Brief:
Output the records exactly. Include every line.
--------
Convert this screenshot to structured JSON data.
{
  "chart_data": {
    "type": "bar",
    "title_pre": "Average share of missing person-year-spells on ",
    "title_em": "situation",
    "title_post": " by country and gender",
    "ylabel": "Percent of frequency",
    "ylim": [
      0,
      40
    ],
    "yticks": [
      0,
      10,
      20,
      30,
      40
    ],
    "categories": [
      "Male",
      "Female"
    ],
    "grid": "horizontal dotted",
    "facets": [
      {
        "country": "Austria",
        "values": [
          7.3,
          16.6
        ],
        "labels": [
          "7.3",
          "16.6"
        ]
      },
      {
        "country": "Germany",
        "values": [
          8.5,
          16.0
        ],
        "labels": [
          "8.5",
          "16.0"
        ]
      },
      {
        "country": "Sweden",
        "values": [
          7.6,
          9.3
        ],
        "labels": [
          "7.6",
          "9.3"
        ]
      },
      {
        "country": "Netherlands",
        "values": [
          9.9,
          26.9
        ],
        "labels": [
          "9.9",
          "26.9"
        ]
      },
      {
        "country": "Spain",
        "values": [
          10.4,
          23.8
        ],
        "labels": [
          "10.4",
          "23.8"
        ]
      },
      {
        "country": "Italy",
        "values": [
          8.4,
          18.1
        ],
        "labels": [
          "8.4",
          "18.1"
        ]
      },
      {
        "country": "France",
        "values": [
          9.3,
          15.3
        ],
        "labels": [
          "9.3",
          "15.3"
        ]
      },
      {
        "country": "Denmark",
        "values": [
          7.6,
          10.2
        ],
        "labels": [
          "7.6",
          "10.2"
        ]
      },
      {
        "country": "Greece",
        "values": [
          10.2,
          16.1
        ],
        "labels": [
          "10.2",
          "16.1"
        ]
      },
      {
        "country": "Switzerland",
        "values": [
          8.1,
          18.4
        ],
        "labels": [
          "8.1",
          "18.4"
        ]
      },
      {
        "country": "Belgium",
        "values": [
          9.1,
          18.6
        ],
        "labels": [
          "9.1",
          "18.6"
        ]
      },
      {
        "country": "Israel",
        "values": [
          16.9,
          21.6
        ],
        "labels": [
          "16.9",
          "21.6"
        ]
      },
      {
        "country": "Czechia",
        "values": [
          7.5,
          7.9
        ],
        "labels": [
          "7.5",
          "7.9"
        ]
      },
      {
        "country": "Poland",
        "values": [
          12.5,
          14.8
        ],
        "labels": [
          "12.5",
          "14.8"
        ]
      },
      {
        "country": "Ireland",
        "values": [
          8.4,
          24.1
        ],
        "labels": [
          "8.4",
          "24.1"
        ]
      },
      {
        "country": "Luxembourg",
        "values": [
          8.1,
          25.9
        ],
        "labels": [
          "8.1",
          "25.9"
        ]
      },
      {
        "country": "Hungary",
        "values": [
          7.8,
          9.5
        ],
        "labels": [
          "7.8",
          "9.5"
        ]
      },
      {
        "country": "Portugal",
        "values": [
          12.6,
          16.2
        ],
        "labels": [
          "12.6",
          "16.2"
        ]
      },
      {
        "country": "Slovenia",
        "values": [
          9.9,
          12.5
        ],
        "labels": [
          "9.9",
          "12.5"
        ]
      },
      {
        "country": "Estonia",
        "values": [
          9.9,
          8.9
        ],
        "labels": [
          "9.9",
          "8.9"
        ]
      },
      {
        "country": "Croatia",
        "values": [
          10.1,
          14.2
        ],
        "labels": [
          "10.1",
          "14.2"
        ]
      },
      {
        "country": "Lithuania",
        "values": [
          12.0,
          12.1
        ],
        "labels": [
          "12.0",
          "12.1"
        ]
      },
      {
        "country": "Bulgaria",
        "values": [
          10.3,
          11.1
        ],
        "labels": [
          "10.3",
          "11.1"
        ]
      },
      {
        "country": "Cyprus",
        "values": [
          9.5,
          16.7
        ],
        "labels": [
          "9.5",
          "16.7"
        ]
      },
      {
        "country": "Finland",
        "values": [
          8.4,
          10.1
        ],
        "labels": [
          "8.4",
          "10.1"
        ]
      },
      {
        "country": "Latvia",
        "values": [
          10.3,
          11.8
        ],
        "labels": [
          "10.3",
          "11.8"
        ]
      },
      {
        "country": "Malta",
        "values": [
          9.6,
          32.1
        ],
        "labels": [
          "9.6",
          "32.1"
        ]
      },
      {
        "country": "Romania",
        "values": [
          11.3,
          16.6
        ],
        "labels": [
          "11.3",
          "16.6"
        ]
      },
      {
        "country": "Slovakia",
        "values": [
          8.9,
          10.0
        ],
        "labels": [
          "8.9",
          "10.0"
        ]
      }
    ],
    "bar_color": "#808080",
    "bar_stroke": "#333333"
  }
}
--------
Correct output:
Convert this screenshot to structured JSON data.
{
  "chart_data": {
    "type": "bar",
    "title_pre": "Average share of missing person-year-spells on ",
    "title_em": "situation",
    "title_post": " by country and gender",
    "ylabel": "Percent of frequency",
    "ylim": [
      0,
      40
    ],
    "yticks": [
      0,
      10,
      20,
      30,
      40
    ],
    "categories": [
      "Male",
      "Female"
    ],
    "grid": "horizontal dotted",
    "facets": [
      {
        "country": "Austria",
        "values": [
          7.3,
          16.6
        ],
        "labels": [
          "7.3",
          "16.6"
        ]
      },
      {
        "country": "Germany",
        "values": [
          8.5,
          16.0
        ],
        "labels": [
          "8.5",
          "16.0"
        ]
      },
      {
        "country": "Sweden",
        "values": [
          7.6,
          9.3
        ],
        "labels": [
          "7.6",
          "9.3"
        ]
      },
      {
        "country": "Netherlands",
        "values": [
          9.9,
          26.9
        ],
        "labels": [
          "9.9",
          "26.9"
        ]
      },
      {
        "country": "Spain",
        "values": [
          10.4,
          23.8
        ],
        "labels": [
          "10.4",
          "23.8"
        ]
      },
      {
        "country": "Italy",
        "values": [
          8.4,
          18.1
        ],
        "labels": [
          "8.4",
          "18.1"
        ]
      },
      {
        "country": "France",
        "values": [
          9.3,
          15.3
        ],
        "labels": [
          "9.3",
          "15.3"
        ]
      },
      {
        "country": "Denmark",
        "values": [
          7.6,
          10.2
        ],
        "labels": [
          "7.6",
          "10.2"
        ]
      },
      {
        "country": "Greece",
        "values": [
          10.2,
          16.1
        ],
        "labels": [
          "10.2",
          "16.1"
        ]
      },
      {
        "country": "Switzerland",
        "values": [
          8.1,
          18.4
        ],
        "labels": [
          "8.1",
          "18.4"
        ]
      },
      {
        "country": "Belgium",
        "values": [
          9.1,
          18.6
        ],
        "labels": [
          "9.1",
          "18.6"
        ]
      },
      {
        "country": "Israel",
        "values": [
          16.9,
          21.6
        ],
        "labels": [
          "16.9",
          "21.6"
        ]
      },
      {
        "country": "Czechia",
        "values": [
          7.5,
          7.9
        ],
        "labels": [
          "7.5",
          "7.9"
        ]
      },
      {
        "country": "Poland",
        "values": [
          12.5,
          14.8
        ],
        "labels": [
          "12.5",
          "14.8"
        ]
      },
      {
        "country": "Ireland",
        "values": [
          8.4,
          24.1
        ],
        "labels": [
          "8.4",
          "24.1"
        ]
      },
      {
        "country": "Luxembourg",
        "values": [
          8.1,
          25.9
        ],
        "labels": [
          "8.1",
          "25.9"
        ]
      },
      {
        "country": "Hungary",
        "values": [
          7.8,
          9.5
        ],
        "labels": [
          "7.8",
          "9.5"
        ]
      },
      {
        "country": "Portugal",
        "values": [
          12.6,
          16.2
        ],
        "labels": [
          "12.6",
          "16.2"
        ]
      },
      {
        "country": "Slovenia",
        "values": [
          9.9,
          12.5
        ],
        "labels": [
          "9.9",
          "12.5"
        ]
      },
      {
        "country": "Estonia",
        "values": [
          9.9,
          8.9
        ],
        "labels": [
          "9.9",
          "8.9"
        ]
      },
      {
        "country": "Croatia",
        "values": [
          10.1,
          14.2
        ],
        "labels": [
          "10.1",
          "14.2"
        ]
      },
      {
        "country": "Lithuania",
        "values": [
          12.0,
          12.1
        ],
        "labels": [
          "12.0",
          "12.1"
        ]
      },
      {
        "country": "Bulgaria",
        "values": [
          10.3,
          11.1
        ],
        "labels": [
          "10.3",
          "11.1"
        ]
      },
      {
        "country": "Cyprus",
        "values": [
          9.5,
          16.7
        ],
        "labels": [
          "9.5",
          "16.7"
        ]
      },
      {
        "country": "Finland",
        "values": [
          8.4,
          10.1
        ],
        "labels": [
          "8.4",
          "10.1"
        ]
      },
      {
        "country": "Latvia",
        "values": [
          10.3,
          11.8
        ],
        "labels": [
          "10.3",
          "11.8"
        ]
      },
      {
        "country": "Malta",
        "values": [
          9.6,
          32.1
        ],
        "labels": [
          "9.6",
          "32.1"
        ]
      },
      {
        "country": "Romania",
        "values": [
          11.3,
          16.6
        ],
        "labels": [
          "11.3",
          "16.6"
        ]
      },
      {
        "country": "Slovakia",
        "values": [
          8.9,
          10.0
        ],
        "labels": [
          "8.9",
          "10.0"
        ]
      }
    ],
    "bar_color": "#808080",
    "bar_stroke": "#333333"
  }
}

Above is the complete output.